◆ **WORK TO BE COMPLETED**:
Reproduce every entry below precisely; do not include the pictures.

◆ **GIVEN INFORMATION**:
▽

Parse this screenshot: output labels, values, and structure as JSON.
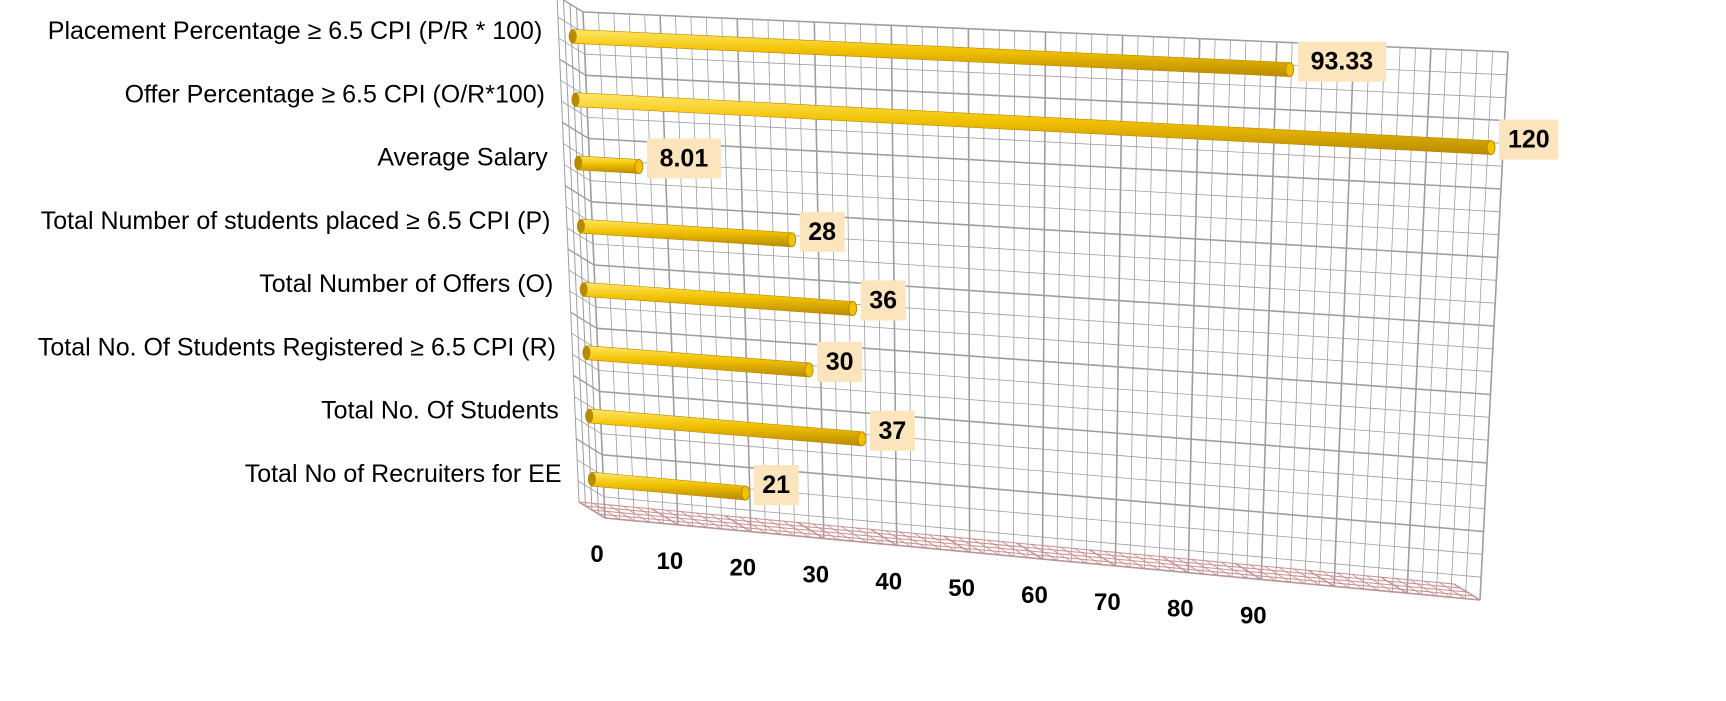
{
  "chart_data": {
    "type": "bar",
    "orientation": "horizontal",
    "style": "3d-cylinder",
    "categories": [
      "Placement Percentage  ≥ 6.5 CPI (P/R * 100)",
      "Offer Percentage  ≥ 6.5 CPI  (O/R*100)",
      "Average Salary",
      "Total Number of students placed   ≥ 6.5 CPI (P)",
      "Total Number of Offers   (O)",
      "Total No. Of Students Registered   ≥ 6.5 CPI (R)",
      "Total No. Of Students",
      "Total No of Recruiters for EE"
    ],
    "values": [
      93.33,
      120,
      8.01,
      28,
      36,
      30,
      37,
      21
    ],
    "data_labels": [
      "93.33",
      "120",
      "8.01",
      "28",
      "36",
      "30",
      "37",
      "21"
    ],
    "x_ticks": [
      "0",
      "10",
      "20",
      "30",
      "40",
      "50",
      "60",
      "70",
      "80",
      "90"
    ],
    "xlim": [
      0,
      120
    ],
    "grid": true,
    "legend": "none",
    "colors": {
      "bar": "#F2C200",
      "bar_light": "#FFE76A",
      "bar_dark": "#B98A00",
      "label_bg": "#FCE4BC",
      "grid": "#9E9E9E",
      "floor_grid": "#C98F8F"
    }
  }
}
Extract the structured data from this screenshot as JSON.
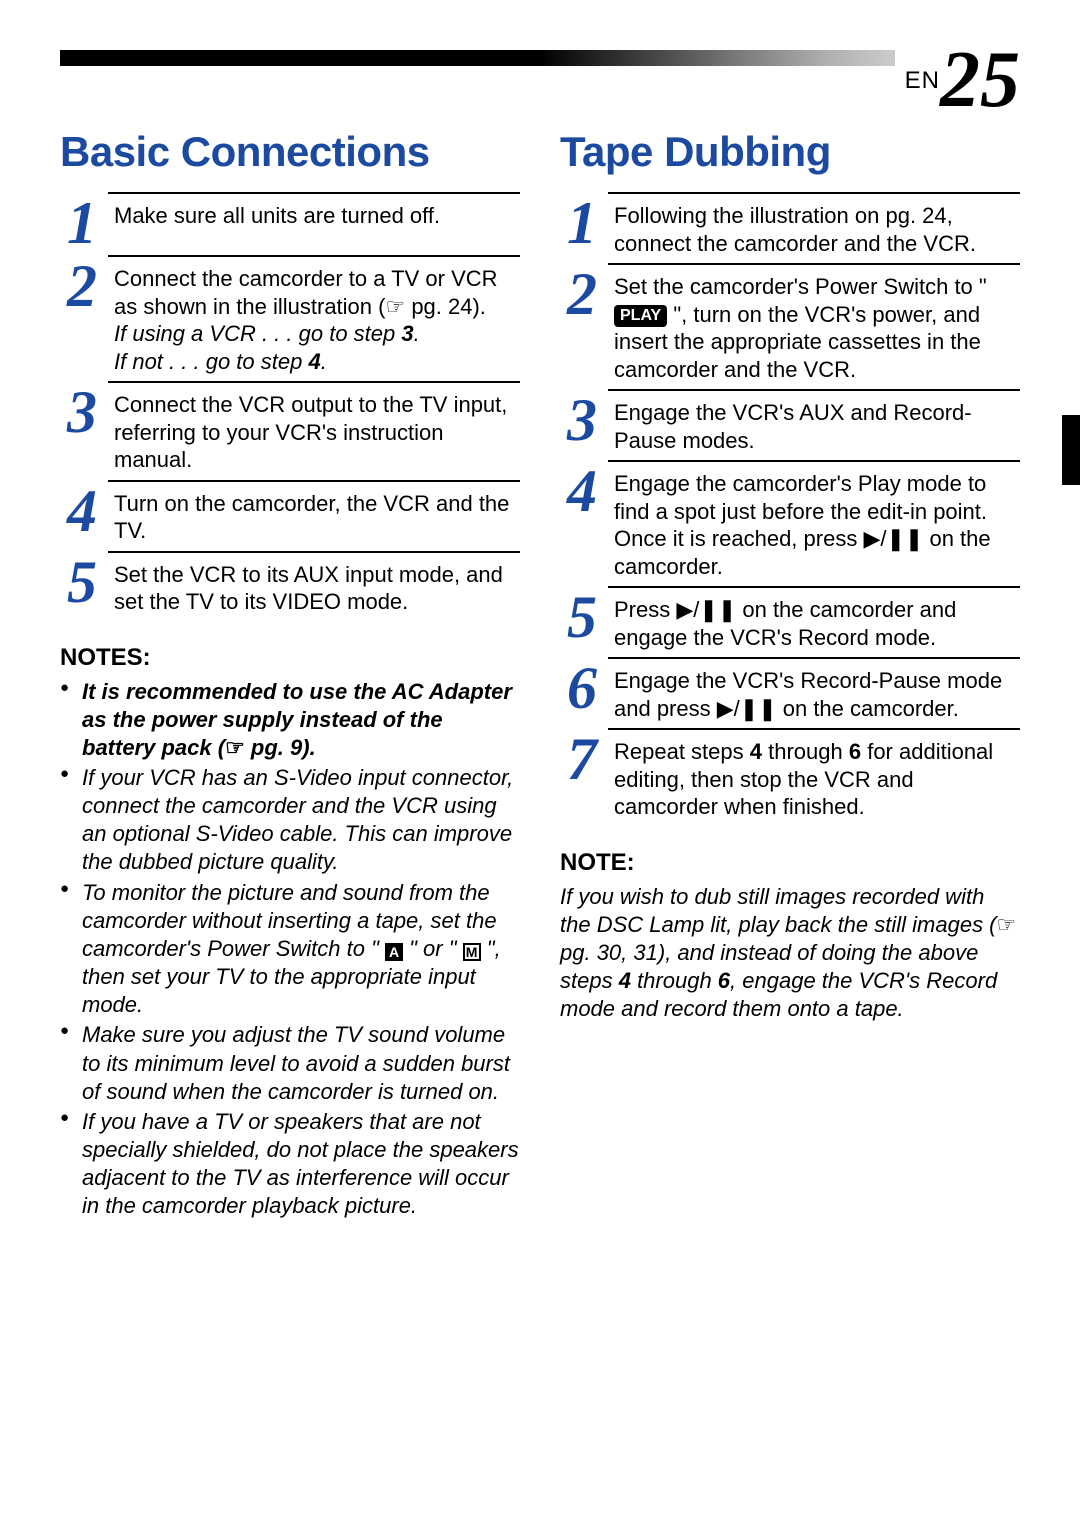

△

◆ **THE RESPONSE**:
Parse this screenshot: output labels, values, and structure as JSON.
{
  "chart_data": {
    "type": "bar",
    "orientation": "horizontal",
    "style": "3d-cylinder",
    "categories": [
      "Placement Percentage  ≥ 6.5 CPI (P/R * 100)",
      "Offer Percentage  ≥ 6.5 CPI  (O/R*100)",
      "Average Salary",
      "Total Number of students placed   ≥ 6.5 CPI (P)",
      "Total Number of Offers   (O)",
      "Total No. Of Students Registered   ≥ 6.5 CPI (R)",
      "Total No. Of Students",
      "Total No of Recruiters for EE"
    ],
    "values": [
      93.33,
      120,
      8.01,
      28,
      36,
      30,
      37,
      21
    ],
    "data_labels": [
      "93.33",
      "120",
      "8.01",
      "28",
      "36",
      "30",
      "37",
      "21"
    ],
    "x_ticks": [
      "0",
      "10",
      "20",
      "30",
      "40",
      "50",
      "60",
      "70",
      "80",
      "90"
    ],
    "xlim": [
      0,
      120
    ],
    "grid": true,
    "legend": "none",
    "colors": {
      "bar": "#F2C200",
      "bar_light": "#FFE76A",
      "bar_dark": "#B98A00",
      "label_bg": "#FCE4BC",
      "grid": "#9E9E9E",
      "floor_grid": "#C98F8F"
    }
  }
}
Extract the structured data from this screenshot as JSON.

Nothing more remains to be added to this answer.